* Objective *
Will you output all of the data below exactly, omitting the images?
________________________________________
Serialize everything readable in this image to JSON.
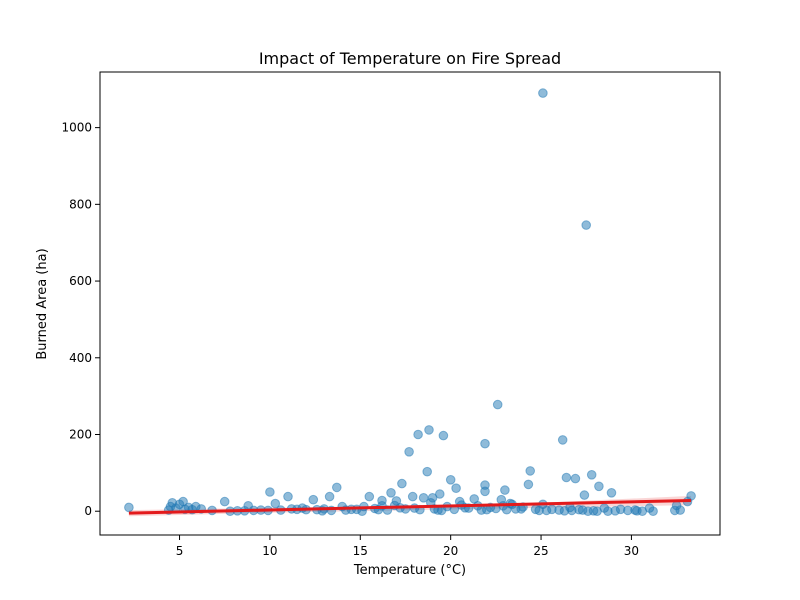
{
  "chart_data": {
    "type": "scatter",
    "title": "Impact of Temperature on Fire Spread",
    "xlabel": "Temperature (°C)",
    "ylabel": "Burned Area (ha)",
    "xlim": [
      0.6,
      34.9
    ],
    "ylim": [
      -62,
      1145
    ],
    "xticks": [
      5,
      10,
      15,
      20,
      25,
      30
    ],
    "yticks": [
      0,
      200,
      400,
      600,
      800,
      1000
    ],
    "grid": false,
    "colors": {
      "points": "#1f77b4",
      "trend_line": "#e31a1c",
      "confidence_band": "#f4a3a3",
      "axes": "#000000"
    },
    "trend_line": {
      "x": [
        2.2,
        33.3
      ],
      "y": [
        -5,
        28
      ]
    },
    "confidence_band": {
      "x": [
        2.2,
        10,
        18,
        25,
        33.3
      ],
      "lower": [
        -13,
        -4,
        3,
        9,
        16
      ],
      "upper": [
        3,
        9,
        13,
        22,
        40
      ]
    },
    "points": {
      "x": [
        25.1,
        27.5,
        22.6,
        18.8,
        18.2,
        19.6,
        17.7,
        21.9,
        26.2,
        24.4,
        18.7,
        17.3,
        26.4,
        27.8,
        20.0,
        26.9,
        13.7,
        28.2,
        15.5,
        16.7,
        28.9,
        21.9,
        10.0,
        20.3,
        23.0,
        19.4,
        11.0,
        13.3,
        24.3,
        33.3,
        21.9,
        5.2,
        4.6,
        16.2,
        17.9,
        10.3,
        12.4,
        22.8,
        25.1,
        7.5,
        20.5,
        16.2,
        8.8,
        15.2,
        2.2,
        5.9,
        23.3,
        18.5,
        19.0,
        21.3,
        17.0,
        27.4,
        28.5,
        29.4,
        30.2,
        31.0,
        32.5,
        32.7,
        33.1,
        6.8,
        8.2,
        9.5,
        11.5,
        12.0,
        13.0,
        14.2,
        14.8,
        16.0,
        17.5,
        18.0,
        19.8,
        20.8,
        21.5,
        22.2,
        23.6,
        24.0,
        25.6,
        26.0,
        26.7,
        27.1,
        27.9,
        28.7,
        29.8,
        30.3,
        31.2,
        4.5,
        5.0,
        5.5,
        5.3,
        4.8,
        4.4,
        5.7,
        7.8,
        8.6,
        9.1,
        10.6,
        11.2,
        12.6,
        13.4,
        14.5,
        15.8,
        16.5,
        17.2,
        18.3,
        19.1,
        19.5,
        20.2,
        21.0,
        21.7,
        22.5,
        23.1,
        23.9,
        24.7,
        25.3,
        26.3,
        27.3,
        28.1,
        29.1,
        30.6,
        32.4,
        6.2,
        9.9,
        12.9,
        15.1,
        19.3,
        22.0,
        24.9,
        27.6,
        20.6,
        18.9,
        23.4,
        16.9,
        14.0,
        11.8,
        22.9,
        26.6
      ],
      "y": [
        1090,
        746,
        278,
        212,
        200,
        197,
        155,
        176,
        186,
        105,
        103,
        72,
        88,
        95,
        82,
        85,
        62,
        65,
        38,
        48,
        48,
        52,
        50,
        60,
        55,
        45,
        38,
        38,
        70,
        40,
        68,
        25,
        22,
        28,
        38,
        20,
        30,
        30,
        18,
        25,
        25,
        14,
        14,
        12,
        10,
        12,
        20,
        35,
        35,
        32,
        27,
        42,
        8,
        5,
        3,
        8,
        15,
        3,
        25,
        2,
        1,
        3,
        5,
        4,
        6,
        3,
        5,
        4,
        6,
        8,
        12,
        9,
        14,
        10,
        6,
        11,
        5,
        3,
        2,
        4,
        1,
        0,
        2,
        1,
        0,
        12,
        18,
        10,
        5,
        8,
        3,
        4,
        0,
        1,
        2,
        3,
        6,
        4,
        2,
        5,
        7,
        3,
        9,
        4,
        6,
        2,
        5,
        8,
        3,
        7,
        4,
        6,
        5,
        2,
        1,
        3,
        0,
        1,
        0,
        2,
        6,
        2,
        1,
        0,
        3,
        4,
        2,
        0,
        16,
        22,
        18,
        15,
        12,
        8,
        14,
        10
      ]
    }
  }
}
________________________________________
* In response *
Serialize everything readable in this image to JSON.
{
  "chart_data": {
    "type": "scatter",
    "title": "Impact of Temperature on Fire Spread",
    "xlabel": "Temperature (°C)",
    "ylabel": "Burned Area (ha)",
    "xlim": [
      0.6,
      34.9
    ],
    "ylim": [
      -62,
      1145
    ],
    "xticks": [
      5,
      10,
      15,
      20,
      25,
      30
    ],
    "yticks": [
      0,
      200,
      400,
      600,
      800,
      1000
    ],
    "grid": false,
    "colors": {
      "points": "#1f77b4",
      "trend_line": "#e31a1c",
      "confidence_band": "#f4a3a3",
      "axes": "#000000"
    },
    "trend_line": {
      "x": [
        2.2,
        33.3
      ],
      "y": [
        -5,
        28
      ]
    },
    "confidence_band": {
      "x": [
        2.2,
        10,
        18,
        25,
        33.3
      ],
      "lower": [
        -13,
        -4,
        3,
        9,
        16
      ],
      "upper": [
        3,
        9,
        13,
        22,
        40
      ]
    },
    "points": {
      "x": [
        25.1,
        27.5,
        22.6,
        18.8,
        18.2,
        19.6,
        17.7,
        21.9,
        26.2,
        24.4,
        18.7,
        17.3,
        26.4,
        27.8,
        20.0,
        26.9,
        13.7,
        28.2,
        15.5,
        16.7,
        28.9,
        21.9,
        10.0,
        20.3,
        23.0,
        19.4,
        11.0,
        13.3,
        24.3,
        33.3,
        21.9,
        5.2,
        4.6,
        16.2,
        17.9,
        10.3,
        12.4,
        22.8,
        25.1,
        7.5,
        20.5,
        16.2,
        8.8,
        15.2,
        2.2,
        5.9,
        23.3,
        18.5,
        19.0,
        21.3,
        17.0,
        27.4,
        28.5,
        29.4,
        30.2,
        31.0,
        32.5,
        32.7,
        33.1,
        6.8,
        8.2,
        9.5,
        11.5,
        12.0,
        13.0,
        14.2,
        14.8,
        16.0,
        17.5,
        18.0,
        19.8,
        20.8,
        21.5,
        22.2,
        23.6,
        24.0,
        25.6,
        26.0,
        26.7,
        27.1,
        27.9,
        28.7,
        29.8,
        30.3,
        31.2,
        4.5,
        5.0,
        5.5,
        5.3,
        4.8,
        4.4,
        5.7,
        7.8,
        8.6,
        9.1,
        10.6,
        11.2,
        12.6,
        13.4,
        14.5,
        15.8,
        16.5,
        17.2,
        18.3,
        19.1,
        19.5,
        20.2,
        21.0,
        21.7,
        22.5,
        23.1,
        23.9,
        24.7,
        25.3,
        26.3,
        27.3,
        28.1,
        29.1,
        30.6,
        32.4,
        6.2,
        9.9,
        12.9,
        15.1,
        19.3,
        22.0,
        24.9,
        27.6,
        20.6,
        18.9,
        23.4,
        16.9,
        14.0,
        11.8,
        22.9,
        26.6
      ],
      "y": [
        1090,
        746,
        278,
        212,
        200,
        197,
        155,
        176,
        186,
        105,
        103,
        72,
        88,
        95,
        82,
        85,
        62,
        65,
        38,
        48,
        48,
        52,
        50,
        60,
        55,
        45,
        38,
        38,
        70,
        40,
        68,
        25,
        22,
        28,
        38,
        20,
        30,
        30,
        18,
        25,
        25,
        14,
        14,
        12,
        10,
        12,
        20,
        35,
        35,
        32,
        27,
        42,
        8,
        5,
        3,
        8,
        15,
        3,
        25,
        2,
        1,
        3,
        5,
        4,
        6,
        3,
        5,
        4,
        6,
        8,
        12,
        9,
        14,
        10,
        6,
        11,
        5,
        3,
        2,
        4,
        1,
        0,
        2,
        1,
        0,
        12,
        18,
        10,
        5,
        8,
        3,
        4,
        0,
        1,
        2,
        3,
        6,
        4,
        2,
        5,
        7,
        3,
        9,
        4,
        6,
        2,
        5,
        8,
        3,
        7,
        4,
        6,
        5,
        2,
        1,
        3,
        0,
        1,
        0,
        2,
        6,
        2,
        1,
        0,
        3,
        4,
        2,
        0,
        16,
        22,
        18,
        15,
        12,
        8,
        14,
        10
      ]
    }
  }
}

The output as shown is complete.